◆ **AIM OF THE EXERCISE**
Which lines in the records below contain the string "foundation"? Gather each one, copy it in full, and count only matches with the same capitalization.

◆ **DATASET EXTRACT**
=-=-=
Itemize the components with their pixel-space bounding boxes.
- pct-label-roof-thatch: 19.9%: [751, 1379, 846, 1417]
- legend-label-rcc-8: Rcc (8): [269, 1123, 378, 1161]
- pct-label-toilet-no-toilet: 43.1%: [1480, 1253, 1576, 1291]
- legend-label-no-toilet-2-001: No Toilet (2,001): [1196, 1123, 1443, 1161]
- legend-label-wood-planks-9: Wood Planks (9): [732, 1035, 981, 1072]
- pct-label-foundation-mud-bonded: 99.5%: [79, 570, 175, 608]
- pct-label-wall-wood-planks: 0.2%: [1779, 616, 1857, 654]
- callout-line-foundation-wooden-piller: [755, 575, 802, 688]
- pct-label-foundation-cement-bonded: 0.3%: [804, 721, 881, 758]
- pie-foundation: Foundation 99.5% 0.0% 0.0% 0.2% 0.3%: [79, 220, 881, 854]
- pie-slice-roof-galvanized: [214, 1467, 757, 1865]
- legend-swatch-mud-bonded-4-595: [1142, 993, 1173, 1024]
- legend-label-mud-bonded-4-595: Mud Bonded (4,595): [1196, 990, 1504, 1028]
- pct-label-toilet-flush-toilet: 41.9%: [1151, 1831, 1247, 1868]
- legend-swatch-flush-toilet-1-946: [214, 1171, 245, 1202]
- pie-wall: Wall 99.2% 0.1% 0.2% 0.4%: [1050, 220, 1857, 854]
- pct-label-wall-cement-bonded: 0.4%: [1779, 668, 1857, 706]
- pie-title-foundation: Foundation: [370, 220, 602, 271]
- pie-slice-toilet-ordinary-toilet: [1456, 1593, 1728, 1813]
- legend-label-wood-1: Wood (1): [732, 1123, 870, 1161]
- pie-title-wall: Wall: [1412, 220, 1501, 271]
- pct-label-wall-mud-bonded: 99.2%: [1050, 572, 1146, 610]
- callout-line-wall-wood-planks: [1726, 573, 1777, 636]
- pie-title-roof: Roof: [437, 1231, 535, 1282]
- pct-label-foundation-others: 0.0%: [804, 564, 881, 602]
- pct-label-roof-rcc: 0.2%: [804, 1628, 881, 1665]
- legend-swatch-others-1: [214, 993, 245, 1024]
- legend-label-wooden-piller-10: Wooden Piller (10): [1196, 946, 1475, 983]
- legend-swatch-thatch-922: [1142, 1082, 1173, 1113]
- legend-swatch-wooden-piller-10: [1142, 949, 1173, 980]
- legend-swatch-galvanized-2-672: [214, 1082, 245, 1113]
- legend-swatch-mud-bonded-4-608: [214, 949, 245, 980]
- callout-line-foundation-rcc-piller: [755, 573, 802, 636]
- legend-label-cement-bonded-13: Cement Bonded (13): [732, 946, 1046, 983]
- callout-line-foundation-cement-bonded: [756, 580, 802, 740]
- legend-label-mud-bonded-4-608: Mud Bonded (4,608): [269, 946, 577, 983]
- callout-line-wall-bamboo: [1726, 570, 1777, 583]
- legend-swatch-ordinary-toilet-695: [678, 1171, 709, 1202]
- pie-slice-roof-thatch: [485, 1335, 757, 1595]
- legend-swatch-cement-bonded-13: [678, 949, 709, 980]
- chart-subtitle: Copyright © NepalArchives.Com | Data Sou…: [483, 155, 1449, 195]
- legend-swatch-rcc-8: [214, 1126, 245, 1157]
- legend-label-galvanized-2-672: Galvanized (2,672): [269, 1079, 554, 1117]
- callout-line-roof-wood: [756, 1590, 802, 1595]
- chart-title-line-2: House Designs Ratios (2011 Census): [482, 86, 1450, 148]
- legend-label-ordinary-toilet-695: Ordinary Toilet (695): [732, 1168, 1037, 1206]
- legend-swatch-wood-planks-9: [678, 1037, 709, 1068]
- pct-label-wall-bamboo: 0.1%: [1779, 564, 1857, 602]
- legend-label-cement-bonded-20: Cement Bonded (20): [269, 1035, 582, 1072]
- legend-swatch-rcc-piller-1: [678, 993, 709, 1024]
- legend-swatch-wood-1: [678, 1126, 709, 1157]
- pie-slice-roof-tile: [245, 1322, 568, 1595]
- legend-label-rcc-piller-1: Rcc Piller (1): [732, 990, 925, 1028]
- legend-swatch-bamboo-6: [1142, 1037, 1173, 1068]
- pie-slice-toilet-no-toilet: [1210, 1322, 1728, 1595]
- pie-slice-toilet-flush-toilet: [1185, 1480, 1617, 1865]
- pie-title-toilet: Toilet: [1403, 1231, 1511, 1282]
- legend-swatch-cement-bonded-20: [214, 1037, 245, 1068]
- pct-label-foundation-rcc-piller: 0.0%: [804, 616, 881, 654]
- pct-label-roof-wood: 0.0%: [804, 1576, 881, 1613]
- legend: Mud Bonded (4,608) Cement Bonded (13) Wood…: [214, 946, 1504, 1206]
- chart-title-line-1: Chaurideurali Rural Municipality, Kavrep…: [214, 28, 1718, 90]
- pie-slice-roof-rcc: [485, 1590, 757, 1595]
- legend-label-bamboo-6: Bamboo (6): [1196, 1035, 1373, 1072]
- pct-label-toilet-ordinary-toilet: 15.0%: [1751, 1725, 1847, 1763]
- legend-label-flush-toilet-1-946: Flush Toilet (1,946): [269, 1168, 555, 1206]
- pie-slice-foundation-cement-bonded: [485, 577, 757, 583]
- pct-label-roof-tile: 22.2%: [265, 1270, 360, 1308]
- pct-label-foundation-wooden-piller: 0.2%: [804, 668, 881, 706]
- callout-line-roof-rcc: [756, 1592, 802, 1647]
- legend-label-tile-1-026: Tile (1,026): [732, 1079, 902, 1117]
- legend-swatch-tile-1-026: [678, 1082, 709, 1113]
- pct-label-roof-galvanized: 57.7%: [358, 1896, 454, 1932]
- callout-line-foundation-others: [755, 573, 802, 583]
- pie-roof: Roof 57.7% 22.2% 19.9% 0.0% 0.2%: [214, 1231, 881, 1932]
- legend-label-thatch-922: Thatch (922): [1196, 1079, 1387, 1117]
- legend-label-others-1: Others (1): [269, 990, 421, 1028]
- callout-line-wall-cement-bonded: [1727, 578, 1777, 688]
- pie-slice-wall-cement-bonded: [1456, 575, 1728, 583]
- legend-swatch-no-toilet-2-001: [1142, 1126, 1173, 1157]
=-=-=
◆ **ANSWER TO THE PROBLEM**
- pct-label-foundation-mud-bonded: 99.5%: [79, 570, 175, 608]
- callout-line-foundation-wooden-piller: [755, 575, 802, 688]
- pct-label-foundation-cement-bonded: 0.3%: [804, 721, 881, 758]
- pie-foundation: Foundation 99.5% 0.0% 0.0% 0.2% 0.3%: [79, 220, 881, 854]
- pie-title-foundation: Foundation: [370, 220, 602, 271]
- pct-label-foundation-others: 0.0%: [804, 564, 881, 602]
- callout-line-foundation-rcc-piller: [755, 573, 802, 636]
- callout-line-foundation-cement-bonded: [756, 580, 802, 740]
- pct-label-foundation-rcc-piller: 0.0%: [804, 616, 881, 654]
- pie-slice-foundation-cement-bonded: [485, 577, 757, 583]
- pct-label-foundation-wooden-piller: 0.2%: [804, 668, 881, 706]
- callout-line-foundation-others: [755, 573, 802, 583]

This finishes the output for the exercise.